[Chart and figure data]
........

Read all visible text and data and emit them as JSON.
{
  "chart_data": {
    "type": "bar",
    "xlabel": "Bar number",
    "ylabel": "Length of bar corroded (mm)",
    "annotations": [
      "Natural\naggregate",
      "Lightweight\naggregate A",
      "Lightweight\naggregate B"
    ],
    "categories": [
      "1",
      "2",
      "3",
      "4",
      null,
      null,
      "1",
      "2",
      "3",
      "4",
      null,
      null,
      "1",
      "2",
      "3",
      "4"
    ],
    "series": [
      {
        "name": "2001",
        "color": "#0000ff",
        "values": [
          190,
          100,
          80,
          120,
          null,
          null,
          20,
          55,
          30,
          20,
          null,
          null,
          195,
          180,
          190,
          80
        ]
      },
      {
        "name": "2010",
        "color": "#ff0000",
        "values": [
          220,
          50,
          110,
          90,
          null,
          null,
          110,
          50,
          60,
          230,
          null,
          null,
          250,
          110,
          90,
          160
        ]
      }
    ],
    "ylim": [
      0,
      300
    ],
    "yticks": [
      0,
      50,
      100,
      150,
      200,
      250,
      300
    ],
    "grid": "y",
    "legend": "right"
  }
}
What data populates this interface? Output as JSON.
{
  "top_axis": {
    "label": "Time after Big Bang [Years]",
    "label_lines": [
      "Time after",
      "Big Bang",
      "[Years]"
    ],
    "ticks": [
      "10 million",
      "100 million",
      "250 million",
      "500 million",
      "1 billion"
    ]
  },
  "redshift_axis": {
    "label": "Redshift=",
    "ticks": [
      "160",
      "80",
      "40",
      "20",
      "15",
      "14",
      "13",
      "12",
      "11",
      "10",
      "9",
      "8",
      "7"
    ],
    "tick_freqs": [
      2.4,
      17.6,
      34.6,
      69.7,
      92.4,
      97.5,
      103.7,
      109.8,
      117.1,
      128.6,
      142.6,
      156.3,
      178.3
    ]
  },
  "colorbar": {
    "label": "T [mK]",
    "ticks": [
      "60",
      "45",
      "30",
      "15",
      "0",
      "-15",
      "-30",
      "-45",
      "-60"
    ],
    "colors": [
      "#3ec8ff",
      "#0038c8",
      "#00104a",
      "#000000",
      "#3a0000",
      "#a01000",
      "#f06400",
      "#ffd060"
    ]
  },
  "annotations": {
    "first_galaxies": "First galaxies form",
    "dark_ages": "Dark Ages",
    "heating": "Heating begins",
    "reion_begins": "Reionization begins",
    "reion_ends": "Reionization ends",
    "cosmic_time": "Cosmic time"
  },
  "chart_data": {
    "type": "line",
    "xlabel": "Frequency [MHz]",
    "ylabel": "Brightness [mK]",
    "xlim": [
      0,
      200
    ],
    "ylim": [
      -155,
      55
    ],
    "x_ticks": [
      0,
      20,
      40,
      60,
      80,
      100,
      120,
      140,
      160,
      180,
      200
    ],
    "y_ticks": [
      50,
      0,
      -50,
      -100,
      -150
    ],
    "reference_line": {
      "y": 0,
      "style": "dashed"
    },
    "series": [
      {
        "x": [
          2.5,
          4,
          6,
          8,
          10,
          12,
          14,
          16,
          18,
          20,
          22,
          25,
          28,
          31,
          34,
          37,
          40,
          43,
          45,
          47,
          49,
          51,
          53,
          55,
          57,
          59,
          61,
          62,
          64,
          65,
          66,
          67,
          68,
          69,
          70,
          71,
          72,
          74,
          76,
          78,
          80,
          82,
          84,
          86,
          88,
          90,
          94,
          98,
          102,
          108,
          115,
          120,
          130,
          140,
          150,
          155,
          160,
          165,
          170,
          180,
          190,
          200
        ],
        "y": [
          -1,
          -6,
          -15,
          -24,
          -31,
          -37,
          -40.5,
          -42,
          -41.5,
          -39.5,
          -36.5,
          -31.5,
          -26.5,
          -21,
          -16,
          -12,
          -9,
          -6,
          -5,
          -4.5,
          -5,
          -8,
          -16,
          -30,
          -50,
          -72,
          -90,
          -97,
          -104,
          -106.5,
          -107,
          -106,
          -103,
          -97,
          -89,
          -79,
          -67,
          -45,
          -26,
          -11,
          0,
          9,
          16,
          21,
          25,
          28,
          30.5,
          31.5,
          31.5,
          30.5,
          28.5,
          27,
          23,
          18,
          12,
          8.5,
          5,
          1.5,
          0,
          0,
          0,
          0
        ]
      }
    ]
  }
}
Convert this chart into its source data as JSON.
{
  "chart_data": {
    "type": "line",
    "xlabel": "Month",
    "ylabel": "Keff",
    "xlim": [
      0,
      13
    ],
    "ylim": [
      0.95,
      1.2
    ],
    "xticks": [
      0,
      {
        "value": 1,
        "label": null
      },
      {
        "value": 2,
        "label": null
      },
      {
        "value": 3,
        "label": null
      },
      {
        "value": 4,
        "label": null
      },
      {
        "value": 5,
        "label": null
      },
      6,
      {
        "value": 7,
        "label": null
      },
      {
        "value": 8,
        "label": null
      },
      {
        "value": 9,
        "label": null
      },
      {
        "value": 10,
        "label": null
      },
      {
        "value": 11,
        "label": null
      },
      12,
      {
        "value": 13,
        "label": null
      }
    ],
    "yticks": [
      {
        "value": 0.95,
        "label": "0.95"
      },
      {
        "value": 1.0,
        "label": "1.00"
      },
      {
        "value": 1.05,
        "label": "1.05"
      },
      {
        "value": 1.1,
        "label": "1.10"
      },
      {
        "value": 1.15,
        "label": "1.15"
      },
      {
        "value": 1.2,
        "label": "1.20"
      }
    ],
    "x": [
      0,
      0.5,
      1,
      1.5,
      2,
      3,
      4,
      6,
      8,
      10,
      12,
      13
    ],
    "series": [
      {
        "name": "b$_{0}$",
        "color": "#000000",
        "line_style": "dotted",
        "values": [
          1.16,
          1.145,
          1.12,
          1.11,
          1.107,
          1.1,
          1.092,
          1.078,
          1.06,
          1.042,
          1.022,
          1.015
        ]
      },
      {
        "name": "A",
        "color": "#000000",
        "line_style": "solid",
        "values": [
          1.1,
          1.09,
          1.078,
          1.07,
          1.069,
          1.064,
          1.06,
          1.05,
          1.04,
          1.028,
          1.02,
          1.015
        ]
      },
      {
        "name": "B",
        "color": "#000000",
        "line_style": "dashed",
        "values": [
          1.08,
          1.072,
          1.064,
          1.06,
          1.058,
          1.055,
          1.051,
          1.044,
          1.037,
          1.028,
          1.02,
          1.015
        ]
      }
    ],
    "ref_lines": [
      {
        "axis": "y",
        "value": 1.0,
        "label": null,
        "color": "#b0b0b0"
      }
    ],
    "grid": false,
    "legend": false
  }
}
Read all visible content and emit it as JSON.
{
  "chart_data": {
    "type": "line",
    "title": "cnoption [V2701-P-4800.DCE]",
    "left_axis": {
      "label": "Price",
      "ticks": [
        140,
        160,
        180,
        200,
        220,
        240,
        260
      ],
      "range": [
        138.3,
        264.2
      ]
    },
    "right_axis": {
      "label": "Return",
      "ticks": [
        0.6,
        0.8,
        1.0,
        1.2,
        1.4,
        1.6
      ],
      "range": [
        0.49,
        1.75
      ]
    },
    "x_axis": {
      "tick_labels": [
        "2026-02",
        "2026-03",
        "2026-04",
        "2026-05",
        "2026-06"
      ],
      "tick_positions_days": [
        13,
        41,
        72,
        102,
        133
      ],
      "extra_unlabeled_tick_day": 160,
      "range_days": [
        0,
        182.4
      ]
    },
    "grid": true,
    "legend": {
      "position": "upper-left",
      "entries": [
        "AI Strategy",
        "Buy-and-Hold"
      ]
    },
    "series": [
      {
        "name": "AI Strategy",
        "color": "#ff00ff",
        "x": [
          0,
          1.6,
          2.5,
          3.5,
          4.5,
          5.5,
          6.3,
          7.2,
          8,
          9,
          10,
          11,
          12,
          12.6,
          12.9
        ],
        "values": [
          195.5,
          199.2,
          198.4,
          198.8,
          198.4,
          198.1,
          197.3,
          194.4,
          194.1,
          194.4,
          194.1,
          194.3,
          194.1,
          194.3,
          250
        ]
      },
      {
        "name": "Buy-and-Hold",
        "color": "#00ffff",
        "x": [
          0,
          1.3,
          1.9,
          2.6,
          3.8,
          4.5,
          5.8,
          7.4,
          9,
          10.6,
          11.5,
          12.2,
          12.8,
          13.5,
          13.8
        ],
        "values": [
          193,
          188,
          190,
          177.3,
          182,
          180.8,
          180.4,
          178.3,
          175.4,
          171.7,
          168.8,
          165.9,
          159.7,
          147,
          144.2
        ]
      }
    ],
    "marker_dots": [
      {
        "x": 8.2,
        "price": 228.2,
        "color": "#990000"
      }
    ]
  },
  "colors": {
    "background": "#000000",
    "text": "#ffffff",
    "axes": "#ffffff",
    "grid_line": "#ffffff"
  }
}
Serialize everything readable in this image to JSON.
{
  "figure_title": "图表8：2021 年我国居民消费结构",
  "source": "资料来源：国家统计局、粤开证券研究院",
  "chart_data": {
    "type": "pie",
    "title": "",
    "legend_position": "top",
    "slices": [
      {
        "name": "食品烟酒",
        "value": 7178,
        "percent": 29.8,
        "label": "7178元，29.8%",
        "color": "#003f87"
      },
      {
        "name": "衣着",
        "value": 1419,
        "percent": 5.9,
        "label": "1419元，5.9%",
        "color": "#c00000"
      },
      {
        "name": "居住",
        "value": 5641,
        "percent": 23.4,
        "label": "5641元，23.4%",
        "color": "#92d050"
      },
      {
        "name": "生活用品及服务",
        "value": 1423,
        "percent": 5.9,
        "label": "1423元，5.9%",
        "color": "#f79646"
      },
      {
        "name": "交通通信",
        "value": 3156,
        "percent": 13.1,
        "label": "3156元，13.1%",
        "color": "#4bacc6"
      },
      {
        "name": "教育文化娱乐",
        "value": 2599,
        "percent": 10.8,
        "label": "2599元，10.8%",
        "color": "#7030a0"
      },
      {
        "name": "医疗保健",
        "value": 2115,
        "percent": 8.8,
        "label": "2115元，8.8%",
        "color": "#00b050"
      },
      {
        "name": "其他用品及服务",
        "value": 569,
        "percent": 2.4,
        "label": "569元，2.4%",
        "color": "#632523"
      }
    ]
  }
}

........

• _PROBLEM TO WORK ON_: Your task is to list each line of the records with the word "Lightweight".

• _EXERCISE ANSWER_:
      "Lightweight\naggregate A",
      "Lightweight\naggregate B"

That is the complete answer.